** INSTRUÇÕES **
A - Substitua "alíquota" por "taxa" na passagem de "Técnicos da Casa" até "empresas do setor." do trecho sobre o imposto de importação do aço. Depois, reproduza essa passagem já alterada.
B - Liste todas as pessoas citadas pelo nome no trecho sobre o imposto de importação do aço.
C - Diga se cada afirmação concorda com o trecho sobre o imposto de importação do aço e cite as palavras que decidem: (i) o grupo de técnicos foi criado no início de dezembro de 2015; (ii) a alíquota atual do imposto de importação do aço é de 35%; (iii) o setor representado pelo Simecs reúne 5 mil empresas.

** TRECHO PARA LEITURA **

-.-.-

Alta no imposto de importação do aço não tem respaldo de técnicos

Roberto Hunoff, de Caxias do Sul

Técnicos da Casa Civil e dos ministérios da Fazenda e do Desenvolvimento, Indústria e Comércio Exterior se posicionaram contra o aumento da alíquota do imposto de importação do aço, atendendo demanda da indústria metal-mecânica de Caxias do Sul e região da Serra. O grupo foi criado no início de dezembro de 2015 para estudar os impactos de possível elevação da tributação. O documento foi entregue à presidente Dilma Rousseff e aos ministros envolvidos.
Mesmo que a decisão não seja final, a posição dos técnicos repercutiu de forma positiva no segmento empresarial. No final do ano passado, o presidente do Sindicato das Indústrias Metalúrgicas, Mecânicas e de Material Elétrico (Simecs), Getulio Fonseca, reivindicou ao governo para que não fosse praticado nenhum aumento da alíquota de importação do aço, considerando que qualquer reajuste dificultaria a situação das 3,4 mil empresas do setor.
Recentemente, Fonseca entregou ao ministro do Desenvolvimento, Indústria e Comércio Exterior, Armando Monteiro Neto, documento reforçando o pedido. "Aumento da alíquota não é necessariamente a melhor solução, pois o aço é insumo básico de diversas cadeias. A alíquota, que hoje varia de 8% a 14%, poderia subir para 35%, o que teria impacto sobre todas essas cadeias", ponderou.

-.-.-

** LISTAGEM DE DADOS **
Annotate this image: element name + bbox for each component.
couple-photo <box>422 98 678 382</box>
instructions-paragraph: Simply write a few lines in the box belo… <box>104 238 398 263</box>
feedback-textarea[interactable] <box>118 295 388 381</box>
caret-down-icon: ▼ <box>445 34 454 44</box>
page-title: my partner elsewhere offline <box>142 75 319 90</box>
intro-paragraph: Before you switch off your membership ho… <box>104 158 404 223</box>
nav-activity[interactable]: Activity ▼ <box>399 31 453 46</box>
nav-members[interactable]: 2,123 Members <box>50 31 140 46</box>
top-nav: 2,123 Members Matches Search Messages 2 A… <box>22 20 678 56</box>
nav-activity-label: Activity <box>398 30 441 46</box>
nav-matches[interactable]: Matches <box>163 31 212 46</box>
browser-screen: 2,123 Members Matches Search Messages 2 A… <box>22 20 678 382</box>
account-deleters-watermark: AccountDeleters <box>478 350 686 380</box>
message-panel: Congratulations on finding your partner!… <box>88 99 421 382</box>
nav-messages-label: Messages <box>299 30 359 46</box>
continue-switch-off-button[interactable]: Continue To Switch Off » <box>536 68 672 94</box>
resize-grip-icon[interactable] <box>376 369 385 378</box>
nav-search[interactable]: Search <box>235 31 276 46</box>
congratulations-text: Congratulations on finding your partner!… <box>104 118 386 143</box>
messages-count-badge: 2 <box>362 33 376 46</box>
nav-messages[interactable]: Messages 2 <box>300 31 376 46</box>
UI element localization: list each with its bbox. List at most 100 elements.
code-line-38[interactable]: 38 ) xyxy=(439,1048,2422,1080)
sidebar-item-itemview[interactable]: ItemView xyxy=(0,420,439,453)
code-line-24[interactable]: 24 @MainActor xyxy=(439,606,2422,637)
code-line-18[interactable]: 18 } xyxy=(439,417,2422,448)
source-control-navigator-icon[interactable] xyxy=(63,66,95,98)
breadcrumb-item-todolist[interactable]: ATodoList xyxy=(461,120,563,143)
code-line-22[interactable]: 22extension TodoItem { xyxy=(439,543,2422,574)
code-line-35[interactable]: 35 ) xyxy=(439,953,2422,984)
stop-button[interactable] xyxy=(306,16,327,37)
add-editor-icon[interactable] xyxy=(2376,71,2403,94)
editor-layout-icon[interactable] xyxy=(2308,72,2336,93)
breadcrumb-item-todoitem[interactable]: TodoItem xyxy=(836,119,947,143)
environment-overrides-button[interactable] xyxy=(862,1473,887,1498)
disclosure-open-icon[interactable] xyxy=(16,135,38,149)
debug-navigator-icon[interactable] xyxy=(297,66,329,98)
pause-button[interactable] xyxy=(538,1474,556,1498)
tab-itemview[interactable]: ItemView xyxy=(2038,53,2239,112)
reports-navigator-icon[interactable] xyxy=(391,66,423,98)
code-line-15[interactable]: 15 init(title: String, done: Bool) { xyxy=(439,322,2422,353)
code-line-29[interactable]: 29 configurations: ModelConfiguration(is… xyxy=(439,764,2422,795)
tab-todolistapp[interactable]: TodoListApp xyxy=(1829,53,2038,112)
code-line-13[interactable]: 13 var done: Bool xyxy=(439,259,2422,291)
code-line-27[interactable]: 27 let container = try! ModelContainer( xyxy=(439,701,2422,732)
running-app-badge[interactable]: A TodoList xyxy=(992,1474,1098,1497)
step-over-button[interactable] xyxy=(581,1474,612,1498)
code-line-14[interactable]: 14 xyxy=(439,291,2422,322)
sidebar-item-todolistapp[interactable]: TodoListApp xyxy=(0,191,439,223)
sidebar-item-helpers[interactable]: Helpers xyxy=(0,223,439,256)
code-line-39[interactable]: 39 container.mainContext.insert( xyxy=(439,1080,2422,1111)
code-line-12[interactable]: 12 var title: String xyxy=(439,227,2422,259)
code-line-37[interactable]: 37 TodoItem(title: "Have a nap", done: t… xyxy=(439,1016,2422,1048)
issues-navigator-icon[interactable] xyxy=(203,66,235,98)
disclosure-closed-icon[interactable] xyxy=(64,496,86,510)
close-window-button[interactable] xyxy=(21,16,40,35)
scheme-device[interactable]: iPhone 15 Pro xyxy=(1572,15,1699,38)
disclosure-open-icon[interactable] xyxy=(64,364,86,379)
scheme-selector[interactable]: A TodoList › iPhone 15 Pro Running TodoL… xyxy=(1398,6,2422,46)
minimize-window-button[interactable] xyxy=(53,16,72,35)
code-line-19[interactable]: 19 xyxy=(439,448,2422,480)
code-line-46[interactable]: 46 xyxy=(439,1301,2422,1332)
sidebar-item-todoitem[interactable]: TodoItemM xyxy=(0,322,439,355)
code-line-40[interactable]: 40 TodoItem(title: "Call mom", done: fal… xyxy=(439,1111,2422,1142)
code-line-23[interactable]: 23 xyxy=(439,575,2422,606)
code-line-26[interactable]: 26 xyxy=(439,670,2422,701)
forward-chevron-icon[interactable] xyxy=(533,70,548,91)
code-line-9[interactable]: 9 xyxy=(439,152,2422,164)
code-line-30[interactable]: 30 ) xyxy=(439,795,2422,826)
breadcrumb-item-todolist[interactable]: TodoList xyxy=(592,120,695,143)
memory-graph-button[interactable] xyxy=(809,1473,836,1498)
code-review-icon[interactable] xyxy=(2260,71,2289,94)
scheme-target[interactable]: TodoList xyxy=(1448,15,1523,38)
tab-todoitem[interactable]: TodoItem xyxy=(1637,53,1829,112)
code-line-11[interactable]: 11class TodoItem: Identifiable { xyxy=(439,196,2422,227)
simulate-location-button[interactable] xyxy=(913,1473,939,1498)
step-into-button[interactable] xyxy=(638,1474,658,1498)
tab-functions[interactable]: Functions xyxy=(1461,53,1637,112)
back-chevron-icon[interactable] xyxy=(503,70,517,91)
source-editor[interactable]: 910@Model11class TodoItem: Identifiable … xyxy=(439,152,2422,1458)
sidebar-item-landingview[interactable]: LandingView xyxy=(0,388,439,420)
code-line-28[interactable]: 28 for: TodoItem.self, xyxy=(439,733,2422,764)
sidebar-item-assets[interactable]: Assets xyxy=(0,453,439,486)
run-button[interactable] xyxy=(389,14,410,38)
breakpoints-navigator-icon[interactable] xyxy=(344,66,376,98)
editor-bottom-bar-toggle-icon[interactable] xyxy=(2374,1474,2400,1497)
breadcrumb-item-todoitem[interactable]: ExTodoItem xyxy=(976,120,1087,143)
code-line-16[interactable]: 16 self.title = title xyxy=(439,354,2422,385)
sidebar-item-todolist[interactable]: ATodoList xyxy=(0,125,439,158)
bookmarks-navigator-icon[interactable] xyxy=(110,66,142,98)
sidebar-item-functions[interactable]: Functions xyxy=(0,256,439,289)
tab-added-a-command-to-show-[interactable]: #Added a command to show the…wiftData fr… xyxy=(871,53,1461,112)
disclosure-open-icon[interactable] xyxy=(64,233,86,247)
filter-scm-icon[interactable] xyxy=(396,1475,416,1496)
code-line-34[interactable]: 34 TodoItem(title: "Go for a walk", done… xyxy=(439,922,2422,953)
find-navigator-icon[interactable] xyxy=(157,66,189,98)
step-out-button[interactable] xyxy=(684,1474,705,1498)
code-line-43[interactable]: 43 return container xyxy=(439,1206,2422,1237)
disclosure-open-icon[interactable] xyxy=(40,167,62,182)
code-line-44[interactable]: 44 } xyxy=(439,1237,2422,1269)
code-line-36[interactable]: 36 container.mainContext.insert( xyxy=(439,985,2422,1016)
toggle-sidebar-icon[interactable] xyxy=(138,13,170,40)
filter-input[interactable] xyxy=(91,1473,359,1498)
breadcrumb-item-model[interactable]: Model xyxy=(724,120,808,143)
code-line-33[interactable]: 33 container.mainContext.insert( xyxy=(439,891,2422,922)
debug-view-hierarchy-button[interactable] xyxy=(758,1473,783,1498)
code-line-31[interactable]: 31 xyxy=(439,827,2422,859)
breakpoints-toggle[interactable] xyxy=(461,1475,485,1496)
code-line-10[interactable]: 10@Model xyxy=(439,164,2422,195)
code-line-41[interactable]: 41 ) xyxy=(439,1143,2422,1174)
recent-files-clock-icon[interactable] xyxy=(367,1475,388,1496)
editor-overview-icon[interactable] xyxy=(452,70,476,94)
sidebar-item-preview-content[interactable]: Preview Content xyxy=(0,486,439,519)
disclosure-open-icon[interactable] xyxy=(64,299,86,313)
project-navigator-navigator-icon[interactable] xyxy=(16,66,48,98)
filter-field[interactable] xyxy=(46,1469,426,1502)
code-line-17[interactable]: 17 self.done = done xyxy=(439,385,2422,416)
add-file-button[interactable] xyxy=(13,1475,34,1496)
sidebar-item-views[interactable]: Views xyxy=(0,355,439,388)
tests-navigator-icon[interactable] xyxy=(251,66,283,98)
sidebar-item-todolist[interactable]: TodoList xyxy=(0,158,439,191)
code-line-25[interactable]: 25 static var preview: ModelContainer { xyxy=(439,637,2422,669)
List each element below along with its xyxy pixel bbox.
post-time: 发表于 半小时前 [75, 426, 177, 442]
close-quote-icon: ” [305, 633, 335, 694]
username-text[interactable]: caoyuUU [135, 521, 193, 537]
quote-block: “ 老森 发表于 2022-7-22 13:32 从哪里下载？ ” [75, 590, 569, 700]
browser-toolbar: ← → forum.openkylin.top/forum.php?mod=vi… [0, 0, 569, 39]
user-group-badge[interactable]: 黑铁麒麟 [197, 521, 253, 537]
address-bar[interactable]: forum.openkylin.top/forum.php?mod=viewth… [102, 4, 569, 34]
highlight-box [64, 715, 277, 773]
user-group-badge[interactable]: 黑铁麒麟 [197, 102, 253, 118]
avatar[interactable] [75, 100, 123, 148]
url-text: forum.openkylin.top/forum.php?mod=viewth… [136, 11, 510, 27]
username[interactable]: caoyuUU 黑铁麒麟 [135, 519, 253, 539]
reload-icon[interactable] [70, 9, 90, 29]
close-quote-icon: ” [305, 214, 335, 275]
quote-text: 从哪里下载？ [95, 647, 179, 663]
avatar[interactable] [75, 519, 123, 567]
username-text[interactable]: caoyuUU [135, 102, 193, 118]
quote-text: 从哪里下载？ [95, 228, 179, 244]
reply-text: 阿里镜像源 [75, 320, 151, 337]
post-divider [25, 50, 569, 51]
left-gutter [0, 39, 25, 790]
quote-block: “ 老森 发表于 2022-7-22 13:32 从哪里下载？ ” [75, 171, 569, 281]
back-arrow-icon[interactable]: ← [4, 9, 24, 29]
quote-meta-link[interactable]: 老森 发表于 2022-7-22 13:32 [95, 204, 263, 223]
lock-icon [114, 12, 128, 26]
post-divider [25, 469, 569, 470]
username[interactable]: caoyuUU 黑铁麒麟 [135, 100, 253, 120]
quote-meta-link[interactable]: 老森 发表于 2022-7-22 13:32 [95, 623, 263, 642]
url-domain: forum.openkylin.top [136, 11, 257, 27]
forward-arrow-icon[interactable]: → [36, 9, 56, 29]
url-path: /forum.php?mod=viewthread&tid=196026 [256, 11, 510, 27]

-.-.-

** RESPOSTAS ESPERADAS **
A -
Técnicos da Casa Civil e dos ministérios da Fazenda e do Desenvolvimento, Indústria e Comércio Exterior se posicionaram contra o aumento da taxa do imposto de importação do aço, atendendo demanda da indústria metal-mecânica de Caxias do Sul e região da Serra. O grupo foi criado no início de dezembro de 2015 para estudar os impactos de possível elevação da tributação. O documento foi entregue à presidente Dilma Rousseff e aos ministros envolvidos.
Mesmo que a decisão não seja final, a posição dos técnicos repercutiu de forma positiva no segmento empresarial. No final do ano passado, o presidente do Sindicato das Indústrias Metalúrgicas, Mecânicas e de Material Elétrico (Simecs), Getulio Fonseca, reivindicou ao governo para que não fosse praticado nenhum aumento da taxa de importação do aço, considerando que qualquer reajuste dificultaria a situação das 3,4 mil empresas do setor.

B - Roberto Hunoff; Dilma Rousseff; Getulio Fonseca; Armando Monteiro Neto

C -
(i) Sim: "O grupo foi criado no início de dezembro de 2015".
(ii) Não: "A alíquota, que hoje varia de 8% a 14%, poderia subir para 35%".
(iii) Não: "dificultaria a situação das 3,4 mil empresas do setor".